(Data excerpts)
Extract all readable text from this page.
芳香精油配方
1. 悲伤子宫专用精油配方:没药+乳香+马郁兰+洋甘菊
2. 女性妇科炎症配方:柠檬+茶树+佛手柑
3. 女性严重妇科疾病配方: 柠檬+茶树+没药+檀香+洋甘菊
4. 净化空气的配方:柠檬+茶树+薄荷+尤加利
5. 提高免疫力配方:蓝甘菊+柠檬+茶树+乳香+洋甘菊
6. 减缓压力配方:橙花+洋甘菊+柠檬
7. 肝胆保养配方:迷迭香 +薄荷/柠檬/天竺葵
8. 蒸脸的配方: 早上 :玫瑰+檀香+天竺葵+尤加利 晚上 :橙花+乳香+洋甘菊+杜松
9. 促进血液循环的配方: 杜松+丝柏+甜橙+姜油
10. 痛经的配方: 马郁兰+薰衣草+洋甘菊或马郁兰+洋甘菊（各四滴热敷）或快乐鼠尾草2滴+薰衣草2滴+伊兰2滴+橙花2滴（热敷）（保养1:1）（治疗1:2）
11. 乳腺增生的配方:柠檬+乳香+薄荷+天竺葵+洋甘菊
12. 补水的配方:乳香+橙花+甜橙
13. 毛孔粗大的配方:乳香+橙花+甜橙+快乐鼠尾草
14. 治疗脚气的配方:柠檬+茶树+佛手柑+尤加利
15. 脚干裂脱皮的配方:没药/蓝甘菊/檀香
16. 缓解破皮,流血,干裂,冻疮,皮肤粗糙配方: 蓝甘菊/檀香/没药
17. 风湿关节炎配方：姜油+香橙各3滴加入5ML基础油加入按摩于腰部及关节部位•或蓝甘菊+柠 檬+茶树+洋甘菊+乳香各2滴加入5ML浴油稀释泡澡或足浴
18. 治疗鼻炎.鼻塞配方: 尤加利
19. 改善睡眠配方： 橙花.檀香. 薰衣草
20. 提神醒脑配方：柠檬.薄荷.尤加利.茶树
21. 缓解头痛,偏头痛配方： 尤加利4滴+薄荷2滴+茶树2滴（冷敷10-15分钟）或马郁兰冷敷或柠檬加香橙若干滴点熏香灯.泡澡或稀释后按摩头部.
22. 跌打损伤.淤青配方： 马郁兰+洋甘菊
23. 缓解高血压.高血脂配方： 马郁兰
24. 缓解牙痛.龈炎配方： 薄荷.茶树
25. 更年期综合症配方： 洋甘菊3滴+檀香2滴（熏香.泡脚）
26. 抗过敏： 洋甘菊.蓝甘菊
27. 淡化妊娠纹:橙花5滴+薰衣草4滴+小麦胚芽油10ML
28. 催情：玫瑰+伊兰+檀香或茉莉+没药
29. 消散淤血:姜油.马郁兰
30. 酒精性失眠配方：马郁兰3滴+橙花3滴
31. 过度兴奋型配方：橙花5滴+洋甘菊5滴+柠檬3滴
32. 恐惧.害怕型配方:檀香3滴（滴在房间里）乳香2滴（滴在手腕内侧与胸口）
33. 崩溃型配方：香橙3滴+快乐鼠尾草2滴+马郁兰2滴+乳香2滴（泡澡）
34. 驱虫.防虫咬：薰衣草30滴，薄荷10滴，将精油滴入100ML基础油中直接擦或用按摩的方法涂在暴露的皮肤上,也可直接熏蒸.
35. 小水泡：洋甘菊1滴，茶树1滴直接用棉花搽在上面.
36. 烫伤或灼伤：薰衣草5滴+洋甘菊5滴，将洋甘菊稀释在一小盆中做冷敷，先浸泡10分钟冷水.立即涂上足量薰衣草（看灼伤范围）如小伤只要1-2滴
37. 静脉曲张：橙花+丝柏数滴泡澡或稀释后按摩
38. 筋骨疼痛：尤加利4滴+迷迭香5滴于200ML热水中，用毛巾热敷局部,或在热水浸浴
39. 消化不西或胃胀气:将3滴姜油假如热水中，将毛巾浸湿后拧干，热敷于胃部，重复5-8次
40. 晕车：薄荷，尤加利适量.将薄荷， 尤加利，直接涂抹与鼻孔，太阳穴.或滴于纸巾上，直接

WHAT TO DO:
Every line above should be retyped exactly as given.

CORRECT ANSWER:
Extract all readable text from this page.
芳香精油配方
1. 悲伤子宫专用精油配方:没药+乳香+马郁兰+洋甘菊
2. 女性妇科炎症配方:柠檬+茶树+佛手柑
3. 女性严重妇科疾病配方: 柠檬+茶树+没药+檀香+洋甘菊
4. 净化空气的配方:柠檬+茶树+薄荷+尤加利
5. 提高免疫力配方:蓝甘菊+柠檬+茶树+乳香+洋甘菊
6. 减缓压力配方:橙花+洋甘菊+柠檬
7. 肝胆保养配方:迷迭香 +薄荷/柠檬/天竺葵
8. 蒸脸的配方: 早上 :玫瑰+檀香+天竺葵+尤加利 晚上 :橙花+乳香+洋甘菊+杜松
9. 促进血液循环的配方: 杜松+丝柏+甜橙+姜油
10. 痛经的配方: 马郁兰+薰衣草+洋甘菊或马郁兰+洋甘菊（各四滴热敷）或快乐鼠尾草2滴+薰衣草2滴+伊兰2滴+橙花2滴（热敷）（保养1:1）（治疗1:2）
11. 乳腺增生的配方:柠檬+乳香+薄荷+天竺葵+洋甘菊
12. 补水的配方:乳香+橙花+甜橙
13. 毛孔粗大的配方:乳香+橙花+甜橙+快乐鼠尾草
14. 治疗脚气的配方:柠檬+茶树+佛手柑+尤加利
15. 脚干裂脱皮的配方:没药/蓝甘菊/檀香
16. 缓解破皮,流血,干裂,冻疮,皮肤粗糙配方: 蓝甘菊/檀香/没药
17. 风湿关节炎配方：姜油+香橙各3滴加入5ML基础油加入按摩于腰部及关节部位•或蓝甘菊+柠 檬+茶树+洋甘菊+乳香各2滴加入5ML浴油稀释泡澡或足浴
18. 治疗鼻炎.鼻塞配方: 尤加利
19. 改善睡眠配方： 橙花.檀香. 薰衣草
20. 提神醒脑配方：柠檬.薄荷.尤加利.茶树
21. 缓解头痛,偏头痛配方： 尤加利4滴+薄荷2滴+茶树2滴（冷敷10-15分钟）或马郁兰冷敷或柠檬加香橙若干滴点熏香灯.泡澡或稀释后按摩头部.
22. 跌打损伤.淤青配方： 马郁兰+洋甘菊
23. 缓解高血压.高血脂配方： 马郁兰
24. 缓解牙痛.龈炎配方： 薄荷.茶树
25. 更年期综合症配方： 洋甘菊3滴+檀香2滴（熏香.泡脚）
26. 抗过敏： 洋甘菊.蓝甘菊
27. 淡化妊娠纹:橙花5滴+薰衣草4滴+小麦胚芽油10ML
28. 催情：玫瑰+伊兰+檀香或茉莉+没药
29. 消散淤血:姜油.马郁兰
30. 酒精性失眠配方：马郁兰3滴+橙花3滴
31. 过度兴奋型配方：橙花5滴+洋甘菊5滴+柠檬3滴
32. 恐惧.害怕型配方:檀香3滴（滴在房间里）乳香2滴（滴在手腕内侧与胸口）
33. 崩溃型配方：香橙3滴+快乐鼠尾草2滴+马郁兰2滴+乳香2滴（泡澡）
34. 驱虫.防虫咬：薰衣草30滴，薄荷10滴，将精油滴入100ML基础油中直接擦或用按摩的方法涂在暴露的皮肤上,也可直接熏蒸.
35. 小水泡：洋甘菊1滴，茶树1滴直接用棉花搽在上面.
36. 烫伤或灼伤：薰衣草5滴+洋甘菊5滴，将洋甘菊稀释在一小盆中做冷敷，先浸泡10分钟冷水.立即涂上足量薰衣草（看灼伤范围）如小伤只要1-2滴
37. 静脉曲张：橙花+丝柏数滴泡澡或稀释后按摩
38. 筋骨疼痛：尤加利4滴+迷迭香5滴于200ML热水中，用毛巾热敷局部,或在热水浸浴
39. 消化不西或胃胀气:将3滴姜油假如热水中，将毛巾浸湿后拧干，热敷于胃部，重复5-8次
40. 晕车：薄荷，尤加利适量.将薄荷， 尤加利，直接涂抹与鼻孔，太阳穴.或滴于纸巾上，直接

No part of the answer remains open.